Required work >> Look through the records below and collect all lines that hold the string "مستلزمات".
::: Extracted records :::
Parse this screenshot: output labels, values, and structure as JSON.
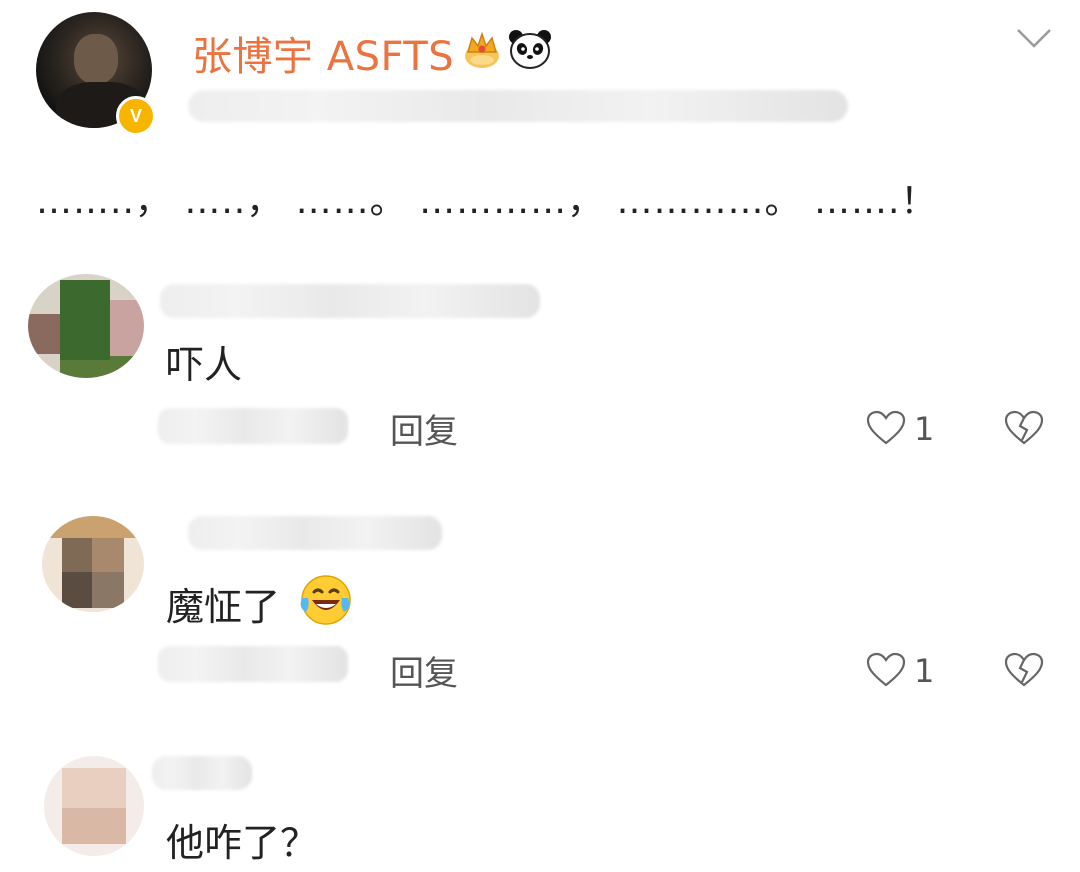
{
  "post": {
    "author": "张博宇 ASFTS",
    "badges": [
      "crown-icon",
      "panda-icon"
    ],
    "verified_badge": "V",
    "text": "……..，  …..，  ……。  …………，  …………。  …….！"
  },
  "comments": [
    {
      "text": "吓人",
      "reply_label": "回复",
      "likes": "1"
    },
    {
      "text": "魔怔了",
      "emoji": "laughing-crying-emoji",
      "reply_label": "回复",
      "likes": "1"
    },
    {
      "text": "他咋了？"
    }
  ],
  "colors": {
    "accent_username": "#eb7340",
    "verified": "#f7b500"
  }
}
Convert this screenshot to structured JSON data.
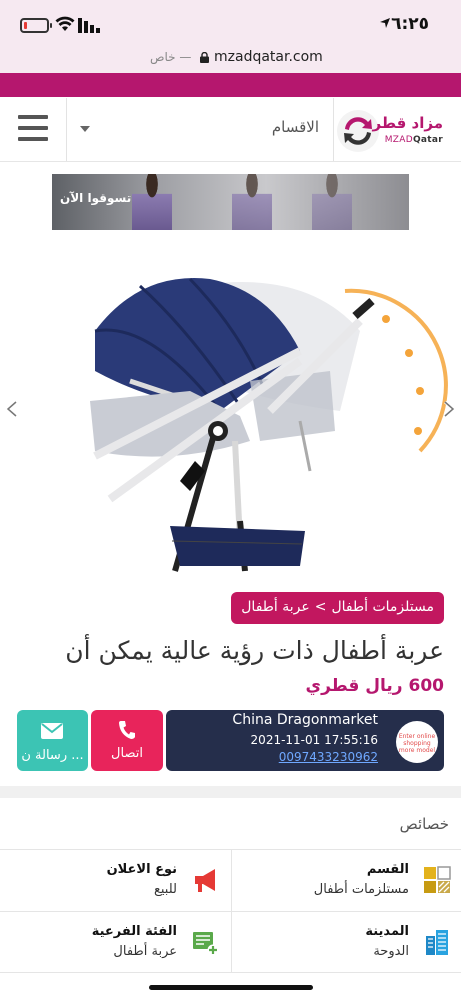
{
  "status_bar": {
    "time": "٦:٢٥",
    "battery_level": 0.15,
    "battery_color": "#e53935"
  },
  "url_bar": {
    "private_label": "خاص —",
    "url": "mzadqatar.com"
  },
  "colors": {
    "brand": "#b5176e",
    "breadcrumb": "#c2175f",
    "call": "#e8245b",
    "message": "#3cc4b4",
    "seller_card": "#252e4b"
  },
  "header": {
    "logo_ar": "مزاد قطر",
    "logo_en_prefix": "MZAD",
    "logo_en_suffix": "Qatar",
    "categories_label": "الاقسام",
    "menu_icon": "hamburger-icon"
  },
  "banner": {
    "text": "تسوقوا الآن"
  },
  "product": {
    "breadcrumb": {
      "parent": "مستلزمات أطفال",
      "separator": ">",
      "current": "عربة أطفال"
    },
    "title": "عربة أطفال ذات رؤية عالية يمكن أن",
    "price": "600 ريال قطري"
  },
  "seller": {
    "name": "China Dragonmarket",
    "datetime": "2021-11-01 17:55:16",
    "phone": "0097433230962",
    "logo_text": "Enter online shopping more model"
  },
  "actions": {
    "call_label": "اتصال",
    "message_label": "رسالة ن ..."
  },
  "properties": {
    "title": "خصائص",
    "items": [
      {
        "label": "القسم",
        "value": "مستلزمات أطفال",
        "icon": "category-icon"
      },
      {
        "label": "نوع الاعلان",
        "value": "للبيع",
        "icon": "megaphone-icon"
      },
      {
        "label": "المدينة",
        "value": "الدوحة",
        "icon": "city-icon"
      },
      {
        "label": "الفئة الفرعية",
        "value": "عربة أطفال",
        "icon": "subcategory-icon"
      }
    ]
  }
}
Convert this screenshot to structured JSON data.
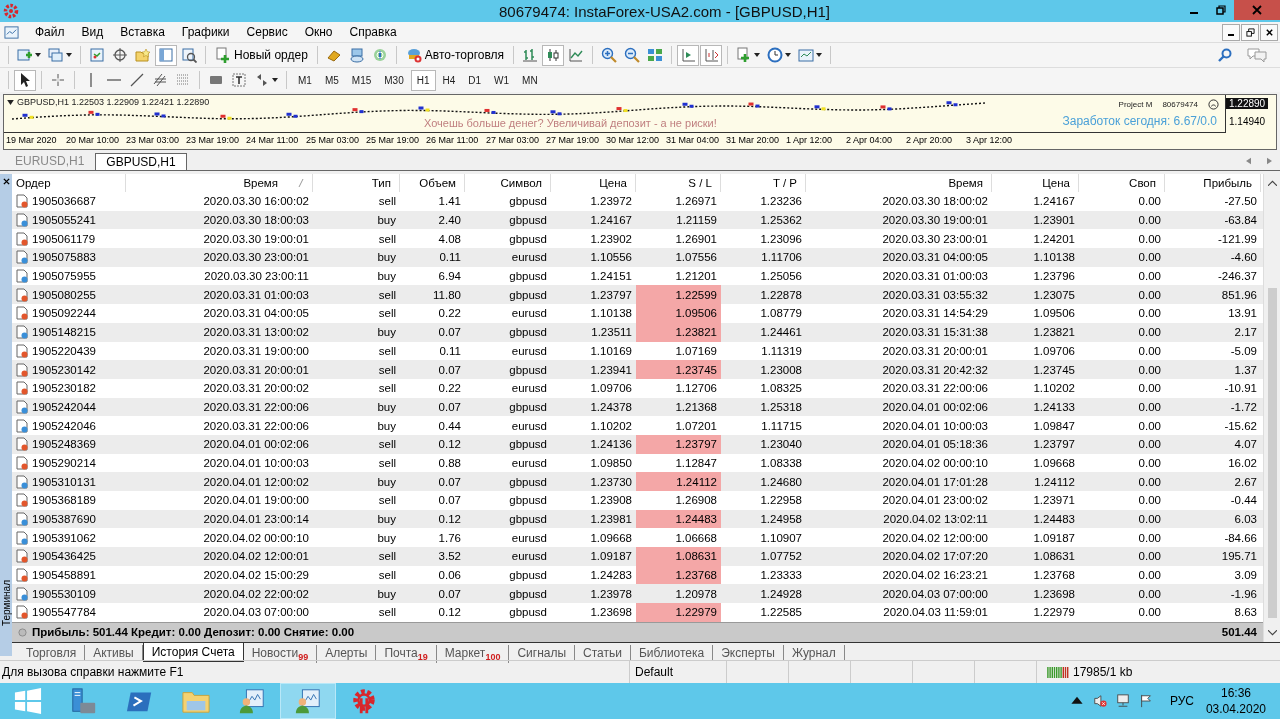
{
  "window": {
    "title": "80679474: InstaForex-USA2.com - [GBPUSD,H1]"
  },
  "menu": [
    "Файл",
    "Вид",
    "Вставка",
    "Графики",
    "Сервис",
    "Окно",
    "Справка"
  ],
  "toolbar": {
    "new_order": "Новый ордер",
    "auto_trading": "Авто-торговля",
    "terminal_pressed": true,
    "bar_chart_pressed": false,
    "candles_pressed": true,
    "line_chart_pressed": false,
    "autoscroll_pressed": true,
    "chart_shift_pressed": true
  },
  "drawing_toolbar": {
    "cursor_pressed": true,
    "timeframes": [
      {
        "label": "M1",
        "selected": false
      },
      {
        "label": "M5",
        "selected": false
      },
      {
        "label": "M15",
        "selected": false
      },
      {
        "label": "M30",
        "selected": false
      },
      {
        "label": "H1",
        "selected": true
      },
      {
        "label": "H4",
        "selected": false
      },
      {
        "label": "D1",
        "selected": false
      },
      {
        "label": "W1",
        "selected": false
      },
      {
        "label": "MN",
        "selected": false
      }
    ]
  },
  "chart": {
    "ohlc": "GBPUSD,H1  1.22503 1.22909 1.22421 1.22890",
    "expert": "Project M",
    "account": "80679474",
    "earnings": "Заработок сегодня: 6.67/0.0",
    "banner": "Хочешь больше денег? Увеличивай депозит - а не риски!",
    "bid_price": "1.22890",
    "low_price": "1.14940",
    "dates": [
      "19 Mar 2020",
      "20 Mar 10:00",
      "23 Mar 03:00",
      "23 Mar 19:00",
      "24 Mar 11:00",
      "25 Mar 03:00",
      "25 Mar 19:00",
      "26 Mar 11:00",
      "27 Mar 03:00",
      "27 Mar 19:00",
      "30 Mar 12:00",
      "31 Mar 04:00",
      "31 Mar 20:00",
      "1 Apr 12:00",
      "2 Apr 04:00",
      "2 Apr 20:00",
      "3 Apr 12:00"
    ]
  },
  "chart_tabs": [
    {
      "label": "EURUSD,H1",
      "selected": false
    },
    {
      "label": "GBPUSD,H1",
      "selected": true
    }
  ],
  "terminal": {
    "side_label": "Терминал",
    "columns": [
      "Ордер",
      "Время",
      "Тип",
      "Объем",
      "Символ",
      "Цена",
      "S / L",
      "T / P",
      "Время",
      "Цена",
      "Своп",
      "Прибыль"
    ],
    "rows": [
      {
        "kind": "sell",
        "order": "1905036687",
        "time": "2020.03.30 16:00:02",
        "type": "sell",
        "volume": "1.41",
        "symbol": "gbpusd",
        "price": "1.23972",
        "sl": "1.26971",
        "sl_hit": false,
        "tp": "1.23236",
        "close_time": "2020.03.30 18:00:02",
        "close_price": "1.24167",
        "swap": "0.00",
        "profit": "-27.50"
      },
      {
        "kind": "buy",
        "order": "1905055241",
        "time": "2020.03.30 18:00:03",
        "type": "buy",
        "volume": "2.40",
        "symbol": "gbpusd",
        "price": "1.24167",
        "sl": "1.21159",
        "sl_hit": false,
        "tp": "1.25362",
        "close_time": "2020.03.30 19:00:01",
        "close_price": "1.23901",
        "swap": "0.00",
        "profit": "-63.84"
      },
      {
        "kind": "sell",
        "order": "1905061179",
        "time": "2020.03.30 19:00:01",
        "type": "sell",
        "volume": "4.08",
        "symbol": "gbpusd",
        "price": "1.23902",
        "sl": "1.26901",
        "sl_hit": false,
        "tp": "1.23096",
        "close_time": "2020.03.30 23:00:01",
        "close_price": "1.24201",
        "swap": "0.00",
        "profit": "-121.99"
      },
      {
        "kind": "buy",
        "order": "1905075883",
        "time": "2020.03.30 23:00:01",
        "type": "buy",
        "volume": "0.11",
        "symbol": "eurusd",
        "price": "1.10556",
        "sl": "1.07556",
        "sl_hit": false,
        "tp": "1.11706",
        "close_time": "2020.03.31 04:00:05",
        "close_price": "1.10138",
        "swap": "0.00",
        "profit": "-4.60"
      },
      {
        "kind": "buy",
        "order": "1905075955",
        "time": "2020.03.30 23:00:11",
        "type": "buy",
        "volume": "6.94",
        "symbol": "gbpusd",
        "price": "1.24151",
        "sl": "1.21201",
        "sl_hit": false,
        "tp": "1.25056",
        "close_time": "2020.03.31 01:00:03",
        "close_price": "1.23796",
        "swap": "0.00",
        "profit": "-246.37"
      },
      {
        "kind": "sell",
        "order": "1905080255",
        "time": "2020.03.31 01:00:03",
        "type": "sell",
        "volume": "11.80",
        "symbol": "gbpusd",
        "price": "1.23797",
        "sl": "1.22599",
        "sl_hit": true,
        "tp": "1.22878",
        "close_time": "2020.03.31 03:55:32",
        "close_price": "1.23075",
        "swap": "0.00",
        "profit": "851.96"
      },
      {
        "kind": "sell",
        "order": "1905092244",
        "time": "2020.03.31 04:00:05",
        "type": "sell",
        "volume": "0.22",
        "symbol": "eurusd",
        "price": "1.10138",
        "sl": "1.09506",
        "sl_hit": true,
        "tp": "1.08779",
        "close_time": "2020.03.31 14:54:29",
        "close_price": "1.09506",
        "swap": "0.00",
        "profit": "13.91"
      },
      {
        "kind": "buy",
        "order": "1905148215",
        "time": "2020.03.31 13:00:02",
        "type": "buy",
        "volume": "0.07",
        "symbol": "gbpusd",
        "price": "1.23511",
        "sl": "1.23821",
        "sl_hit": true,
        "tp": "1.24461",
        "close_time": "2020.03.31 15:31:38",
        "close_price": "1.23821",
        "swap": "0.00",
        "profit": "2.17"
      },
      {
        "kind": "sell",
        "order": "1905220439",
        "time": "2020.03.31 19:00:00",
        "type": "sell",
        "volume": "0.11",
        "symbol": "eurusd",
        "price": "1.10169",
        "sl": "1.07169",
        "sl_hit": false,
        "tp": "1.11319",
        "close_time": "2020.03.31 20:00:01",
        "close_price": "1.09706",
        "swap": "0.00",
        "profit": "-5.09"
      },
      {
        "kind": "sell",
        "order": "1905230142",
        "time": "2020.03.31 20:00:01",
        "type": "sell",
        "volume": "0.07",
        "symbol": "gbpusd",
        "price": "1.23941",
        "sl": "1.23745",
        "sl_hit": true,
        "tp": "1.23008",
        "close_time": "2020.03.31 20:42:32",
        "close_price": "1.23745",
        "swap": "0.00",
        "profit": "1.37"
      },
      {
        "kind": "sell",
        "order": "1905230182",
        "time": "2020.03.31 20:00:02",
        "type": "sell",
        "volume": "0.22",
        "symbol": "eurusd",
        "price": "1.09706",
        "sl": "1.12706",
        "sl_hit": false,
        "tp": "1.08325",
        "close_time": "2020.03.31 22:00:06",
        "close_price": "1.10202",
        "swap": "0.00",
        "profit": "-10.91"
      },
      {
        "kind": "buy",
        "order": "1905242044",
        "time": "2020.03.31 22:00:06",
        "type": "buy",
        "volume": "0.07",
        "symbol": "gbpusd",
        "price": "1.24378",
        "sl": "1.21368",
        "sl_hit": false,
        "tp": "1.25318",
        "close_time": "2020.04.01 00:02:06",
        "close_price": "1.24133",
        "swap": "0.00",
        "profit": "-1.72"
      },
      {
        "kind": "buy",
        "order": "1905242046",
        "time": "2020.03.31 22:00:06",
        "type": "buy",
        "volume": "0.44",
        "symbol": "eurusd",
        "price": "1.10202",
        "sl": "1.07201",
        "sl_hit": false,
        "tp": "1.11715",
        "close_time": "2020.04.01 10:00:03",
        "close_price": "1.09847",
        "swap": "0.00",
        "profit": "-15.62"
      },
      {
        "kind": "sell",
        "order": "1905248369",
        "time": "2020.04.01 00:02:06",
        "type": "sell",
        "volume": "0.12",
        "symbol": "gbpusd",
        "price": "1.24136",
        "sl": "1.23797",
        "sl_hit": true,
        "tp": "1.23040",
        "close_time": "2020.04.01 05:18:36",
        "close_price": "1.23797",
        "swap": "0.00",
        "profit": "4.07"
      },
      {
        "kind": "sell",
        "order": "1905290214",
        "time": "2020.04.01 10:00:03",
        "type": "sell",
        "volume": "0.88",
        "symbol": "eurusd",
        "price": "1.09850",
        "sl": "1.12847",
        "sl_hit": false,
        "tp": "1.08338",
        "close_time": "2020.04.02 00:00:10",
        "close_price": "1.09668",
        "swap": "0.00",
        "profit": "16.02"
      },
      {
        "kind": "buy",
        "order": "1905310131",
        "time": "2020.04.01 12:00:02",
        "type": "buy",
        "volume": "0.07",
        "symbol": "gbpusd",
        "price": "1.23730",
        "sl": "1.24112",
        "sl_hit": true,
        "tp": "1.24680",
        "close_time": "2020.04.01 17:01:28",
        "close_price": "1.24112",
        "swap": "0.00",
        "profit": "2.67"
      },
      {
        "kind": "sell",
        "order": "1905368189",
        "time": "2020.04.01 19:00:00",
        "type": "sell",
        "volume": "0.07",
        "symbol": "gbpusd",
        "price": "1.23908",
        "sl": "1.26908",
        "sl_hit": false,
        "tp": "1.22958",
        "close_time": "2020.04.01 23:00:02",
        "close_price": "1.23971",
        "swap": "0.00",
        "profit": "-0.44"
      },
      {
        "kind": "buy",
        "order": "1905387690",
        "time": "2020.04.01 23:00:14",
        "type": "buy",
        "volume": "0.12",
        "symbol": "gbpusd",
        "price": "1.23981",
        "sl": "1.24483",
        "sl_hit": true,
        "tp": "1.24958",
        "close_time": "2020.04.02 13:02:11",
        "close_price": "1.24483",
        "swap": "0.00",
        "profit": "6.03"
      },
      {
        "kind": "buy",
        "order": "1905391062",
        "time": "2020.04.02 00:00:10",
        "type": "buy",
        "volume": "1.76",
        "symbol": "eurusd",
        "price": "1.09668",
        "sl": "1.06668",
        "sl_hit": false,
        "tp": "1.10907",
        "close_time": "2020.04.02 12:00:00",
        "close_price": "1.09187",
        "swap": "0.00",
        "profit": "-84.66"
      },
      {
        "kind": "sell",
        "order": "1905436425",
        "time": "2020.04.02 12:00:01",
        "type": "sell",
        "volume": "3.52",
        "symbol": "eurusd",
        "price": "1.09187",
        "sl": "1.08631",
        "sl_hit": true,
        "tp": "1.07752",
        "close_time": "2020.04.02 17:07:20",
        "close_price": "1.08631",
        "swap": "0.00",
        "profit": "195.71"
      },
      {
        "kind": "sell",
        "order": "1905458891",
        "time": "2020.04.02 15:00:29",
        "type": "sell",
        "volume": "0.06",
        "symbol": "gbpusd",
        "price": "1.24283",
        "sl": "1.23768",
        "sl_hit": true,
        "tp": "1.23333",
        "close_time": "2020.04.02 16:23:21",
        "close_price": "1.23768",
        "swap": "0.00",
        "profit": "3.09"
      },
      {
        "kind": "buy",
        "order": "1905530109",
        "time": "2020.04.02 22:00:02",
        "type": "buy",
        "volume": "0.07",
        "symbol": "gbpusd",
        "price": "1.23978",
        "sl": "1.20978",
        "sl_hit": false,
        "tp": "1.24928",
        "close_time": "2020.04.03 07:00:00",
        "close_price": "1.23698",
        "swap": "0.00",
        "profit": "-1.96"
      },
      {
        "kind": "sell",
        "order": "1905547784",
        "time": "2020.04.03 07:00:00",
        "type": "sell",
        "volume": "0.12",
        "symbol": "gbpusd",
        "price": "1.23698",
        "sl": "1.22979",
        "sl_hit": true,
        "tp": "1.22585",
        "close_time": "2020.04.03 11:59:01",
        "close_price": "1.22979",
        "swap": "0.00",
        "profit": "8.63"
      }
    ],
    "summary": "Прибыль: 501.44  Кредит: 0.00  Депозит: 0.00  Снятие: 0.00",
    "total": "501.44",
    "tabs": [
      {
        "label": "Торговля",
        "selected": false
      },
      {
        "label": "Активы",
        "selected": false
      },
      {
        "label": "История Счета",
        "selected": true
      },
      {
        "label": "Новости",
        "count": "99",
        "selected": false
      },
      {
        "label": "Алерты",
        "selected": false
      },
      {
        "label": "Почта",
        "count": "19",
        "selected": false
      },
      {
        "label": "Маркет",
        "count": "100",
        "selected": false
      },
      {
        "label": "Сигналы",
        "selected": false
      },
      {
        "label": "Статьи",
        "selected": false
      },
      {
        "label": "Библиотека",
        "selected": false
      },
      {
        "label": "Эксперты",
        "selected": false
      },
      {
        "label": "Журнал",
        "selected": false
      }
    ]
  },
  "status_bar": {
    "help": "Для вызова справки нажмите F1",
    "profile": "Default",
    "traffic": "17985/1 kb"
  },
  "taskbar": {
    "apps": [
      {
        "kind": "start",
        "active": false
      },
      {
        "kind": "server",
        "active": false
      },
      {
        "kind": "shell",
        "active": false
      },
      {
        "kind": "folder",
        "active": false
      },
      {
        "kind": "terminal",
        "active": false
      },
      {
        "kind": "terminal",
        "active": true
      },
      {
        "kind": "gear",
        "active": false
      }
    ],
    "language": "РУС",
    "time": "16:36",
    "date": "03.04.2020"
  }
}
:::
Response to this exercise >>
      "parent": "مستلزمات أطفال",
        "value": "مستلزمات أطفال",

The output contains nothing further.